» **What you need to do**: Once you have read the entries below, repeat all of them exactly.

Extracted data entries

========

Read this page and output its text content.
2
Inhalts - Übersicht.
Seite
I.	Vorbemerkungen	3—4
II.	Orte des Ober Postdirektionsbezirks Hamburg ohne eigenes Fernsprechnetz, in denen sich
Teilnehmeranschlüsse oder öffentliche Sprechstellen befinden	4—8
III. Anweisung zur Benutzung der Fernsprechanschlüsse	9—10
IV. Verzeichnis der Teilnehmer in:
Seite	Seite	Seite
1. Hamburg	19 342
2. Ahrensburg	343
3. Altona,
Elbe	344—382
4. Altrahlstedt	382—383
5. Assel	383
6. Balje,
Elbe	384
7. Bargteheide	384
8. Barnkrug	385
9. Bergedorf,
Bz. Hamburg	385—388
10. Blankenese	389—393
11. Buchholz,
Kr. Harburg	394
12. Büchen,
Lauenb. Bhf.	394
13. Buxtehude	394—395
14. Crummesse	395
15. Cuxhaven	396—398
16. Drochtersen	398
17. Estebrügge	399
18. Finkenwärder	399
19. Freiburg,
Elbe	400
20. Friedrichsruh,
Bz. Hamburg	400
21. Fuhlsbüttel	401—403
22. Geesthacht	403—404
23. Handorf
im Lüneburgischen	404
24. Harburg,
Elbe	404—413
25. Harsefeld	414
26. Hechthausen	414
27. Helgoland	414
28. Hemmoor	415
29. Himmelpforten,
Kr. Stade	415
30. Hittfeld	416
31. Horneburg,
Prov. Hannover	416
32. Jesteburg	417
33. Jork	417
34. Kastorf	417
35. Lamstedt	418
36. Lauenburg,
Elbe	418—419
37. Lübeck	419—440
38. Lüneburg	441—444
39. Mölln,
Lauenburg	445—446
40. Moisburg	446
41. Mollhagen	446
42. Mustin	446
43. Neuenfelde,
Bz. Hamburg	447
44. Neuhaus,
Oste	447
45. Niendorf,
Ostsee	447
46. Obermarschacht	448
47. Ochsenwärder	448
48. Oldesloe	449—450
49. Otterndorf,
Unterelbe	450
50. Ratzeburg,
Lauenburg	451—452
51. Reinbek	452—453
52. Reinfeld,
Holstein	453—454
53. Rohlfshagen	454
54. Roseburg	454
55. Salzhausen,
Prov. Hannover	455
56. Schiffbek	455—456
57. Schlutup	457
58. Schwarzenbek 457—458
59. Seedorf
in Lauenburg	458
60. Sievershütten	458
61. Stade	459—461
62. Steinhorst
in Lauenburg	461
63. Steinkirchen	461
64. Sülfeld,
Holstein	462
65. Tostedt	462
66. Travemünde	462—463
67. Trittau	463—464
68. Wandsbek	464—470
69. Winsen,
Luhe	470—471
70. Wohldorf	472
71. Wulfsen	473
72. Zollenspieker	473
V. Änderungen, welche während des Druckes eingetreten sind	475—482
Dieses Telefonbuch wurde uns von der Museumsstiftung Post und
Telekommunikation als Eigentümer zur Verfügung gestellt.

========

» **Finished exercise**:
Read this page and output its text content.
2
Inhalts - Übersicht.
Seite
I.	Vorbemerkungen	3—4
II.	Orte des Ober Postdirektionsbezirks Hamburg ohne eigenes Fernsprechnetz, in denen sich
Teilnehmeranschlüsse oder öffentliche Sprechstellen befinden	4—8
III. Anweisung zur Benutzung der Fernsprechanschlüsse	9—10
IV. Verzeichnis der Teilnehmer in:
Seite	Seite	Seite
1. Hamburg	19 342
2. Ahrensburg	343
3. Altona,
Elbe	344—382
4. Altrahlstedt	382—383
5. Assel	383
6. Balje,
Elbe	384
7. Bargteheide	384
8. Barnkrug	385
9. Bergedorf,
Bz. Hamburg	385—388
10. Blankenese	389—393
11. Buchholz,
Kr. Harburg	394
12. Büchen,
Lauenb. Bhf.	394
13. Buxtehude	394—395
14. Crummesse	395
15. Cuxhaven	396—398
16. Drochtersen	398
17. Estebrügge	399
18. Finkenwärder	399
19. Freiburg,
Elbe	400
20. Friedrichsruh,
Bz. Hamburg	400
21. Fuhlsbüttel	401—403
22. Geesthacht	403—404
23. Handorf
im Lüneburgischen	404
24. Harburg,
Elbe	404—413
25. Harsefeld	414
26. Hechthausen	414
27. Helgoland	414
28. Hemmoor	415
29. Himmelpforten,
Kr. Stade	415
30. Hittfeld	416
31. Horneburg,
Prov. Hannover	416
32. Jesteburg	417
33. Jork	417
34. Kastorf	417
35. Lamstedt	418
36. Lauenburg,
Elbe	418—419
37. Lübeck	419—440
38. Lüneburg	441—444
39. Mölln,
Lauenburg	445—446
40. Moisburg	446
41. Mollhagen	446
42. Mustin	446
43. Neuenfelde,
Bz. Hamburg	447
44. Neuhaus,
Oste	447
45. Niendorf,
Ostsee	447
46. Obermarschacht	448
47. Ochsenwärder	448
48. Oldesloe	449—450
49. Otterndorf,
Unterelbe	450
50. Ratzeburg,
Lauenburg	451—452
51. Reinbek	452—453
52. Reinfeld,
Holstein	453—454
53. Rohlfshagen	454
54. Roseburg	454
55. Salzhausen,
Prov. Hannover	455
56. Schiffbek	455—456
57. Schlutup	457
58. Schwarzenbek 457—458
59. Seedorf
in Lauenburg	458
60. Sievershütten	458
61. Stade	459—461
62. Steinhorst
in Lauenburg	461
63. Steinkirchen	461
64. Sülfeld,
Holstein	462
65. Tostedt	462
66. Travemünde	462—463
67. Trittau	463—464
68. Wandsbek	464—470
69. Winsen,
Luhe	470—471
70. Wohldorf	472
71. Wulfsen	473
72. Zollenspieker	473
V. Änderungen, welche während des Druckes eingetreten sind	475—482
Dieses Telefonbuch wurde uns von der Museumsstiftung Post und
Telekommunikation als Eigentümer zur Verfügung gestellt.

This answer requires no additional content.